-------- Extracted records --------
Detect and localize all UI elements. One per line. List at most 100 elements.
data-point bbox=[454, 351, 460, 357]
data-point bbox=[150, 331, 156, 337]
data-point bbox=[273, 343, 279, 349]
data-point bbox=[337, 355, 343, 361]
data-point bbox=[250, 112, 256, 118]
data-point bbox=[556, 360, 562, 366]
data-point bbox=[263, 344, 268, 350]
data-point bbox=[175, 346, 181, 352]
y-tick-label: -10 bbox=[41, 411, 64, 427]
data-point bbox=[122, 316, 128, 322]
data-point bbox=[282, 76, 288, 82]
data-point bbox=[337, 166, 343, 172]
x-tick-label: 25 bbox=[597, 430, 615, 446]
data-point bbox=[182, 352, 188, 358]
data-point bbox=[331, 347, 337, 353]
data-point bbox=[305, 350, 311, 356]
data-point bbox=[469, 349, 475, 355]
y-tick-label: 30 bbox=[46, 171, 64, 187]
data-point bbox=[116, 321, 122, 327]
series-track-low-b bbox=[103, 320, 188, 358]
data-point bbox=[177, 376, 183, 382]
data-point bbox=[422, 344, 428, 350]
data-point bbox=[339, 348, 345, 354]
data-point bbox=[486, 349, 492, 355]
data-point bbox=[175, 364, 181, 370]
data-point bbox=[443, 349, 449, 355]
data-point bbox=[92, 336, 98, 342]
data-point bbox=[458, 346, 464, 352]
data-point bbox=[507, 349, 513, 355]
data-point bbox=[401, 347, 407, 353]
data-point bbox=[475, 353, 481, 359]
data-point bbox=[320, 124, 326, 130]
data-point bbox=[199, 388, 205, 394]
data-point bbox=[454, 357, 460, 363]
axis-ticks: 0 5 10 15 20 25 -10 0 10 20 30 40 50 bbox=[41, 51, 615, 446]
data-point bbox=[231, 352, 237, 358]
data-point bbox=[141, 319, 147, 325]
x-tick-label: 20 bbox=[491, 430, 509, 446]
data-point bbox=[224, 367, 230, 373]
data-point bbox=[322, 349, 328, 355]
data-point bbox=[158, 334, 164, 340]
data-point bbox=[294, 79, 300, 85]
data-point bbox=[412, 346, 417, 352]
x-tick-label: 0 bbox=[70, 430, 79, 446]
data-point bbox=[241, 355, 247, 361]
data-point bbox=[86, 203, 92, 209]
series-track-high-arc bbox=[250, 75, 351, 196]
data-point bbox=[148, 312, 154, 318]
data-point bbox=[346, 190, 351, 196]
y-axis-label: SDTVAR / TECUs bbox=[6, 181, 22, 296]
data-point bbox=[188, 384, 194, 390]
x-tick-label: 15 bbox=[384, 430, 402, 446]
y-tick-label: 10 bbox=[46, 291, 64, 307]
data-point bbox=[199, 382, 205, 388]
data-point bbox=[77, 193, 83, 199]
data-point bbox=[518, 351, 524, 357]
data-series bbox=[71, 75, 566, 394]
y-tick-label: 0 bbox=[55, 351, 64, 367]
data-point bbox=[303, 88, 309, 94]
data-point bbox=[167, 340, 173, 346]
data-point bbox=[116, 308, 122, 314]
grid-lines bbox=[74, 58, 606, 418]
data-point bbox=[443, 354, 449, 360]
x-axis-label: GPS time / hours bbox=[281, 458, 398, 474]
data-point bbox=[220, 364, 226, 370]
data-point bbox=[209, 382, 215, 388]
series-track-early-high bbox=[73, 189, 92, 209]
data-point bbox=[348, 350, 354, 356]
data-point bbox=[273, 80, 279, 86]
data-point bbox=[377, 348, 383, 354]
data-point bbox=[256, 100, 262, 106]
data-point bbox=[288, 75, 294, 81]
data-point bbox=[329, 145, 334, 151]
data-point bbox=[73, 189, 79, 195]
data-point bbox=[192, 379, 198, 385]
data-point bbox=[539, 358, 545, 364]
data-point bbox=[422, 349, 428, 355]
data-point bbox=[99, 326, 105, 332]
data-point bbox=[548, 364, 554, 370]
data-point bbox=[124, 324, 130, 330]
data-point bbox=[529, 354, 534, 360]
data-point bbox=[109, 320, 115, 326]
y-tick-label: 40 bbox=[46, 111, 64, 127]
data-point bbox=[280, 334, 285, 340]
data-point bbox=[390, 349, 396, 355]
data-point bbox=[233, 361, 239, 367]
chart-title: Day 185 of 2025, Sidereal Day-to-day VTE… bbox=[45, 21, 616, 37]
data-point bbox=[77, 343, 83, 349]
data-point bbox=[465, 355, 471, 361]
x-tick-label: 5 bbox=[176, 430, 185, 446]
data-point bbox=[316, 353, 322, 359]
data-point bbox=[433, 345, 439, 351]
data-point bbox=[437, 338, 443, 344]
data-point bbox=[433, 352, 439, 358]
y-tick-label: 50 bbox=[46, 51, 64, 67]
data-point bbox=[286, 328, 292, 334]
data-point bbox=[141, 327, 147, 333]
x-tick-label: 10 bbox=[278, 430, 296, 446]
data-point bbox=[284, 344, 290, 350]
--------
> Set problem
Please give the listing again from its first line through the line holding "data-point bbox=[556, 360, 562, 366]", inclusive, swapping "data-point" for "marker" and changing nothing else.

> Correct answer
Detect and localize all UI elements. One per line. List at most 100 elements.
marker bbox=[454, 351, 460, 357]
marker bbox=[150, 331, 156, 337]
marker bbox=[273, 343, 279, 349]
marker bbox=[337, 355, 343, 361]
marker bbox=[250, 112, 256, 118]
marker bbox=[556, 360, 562, 366]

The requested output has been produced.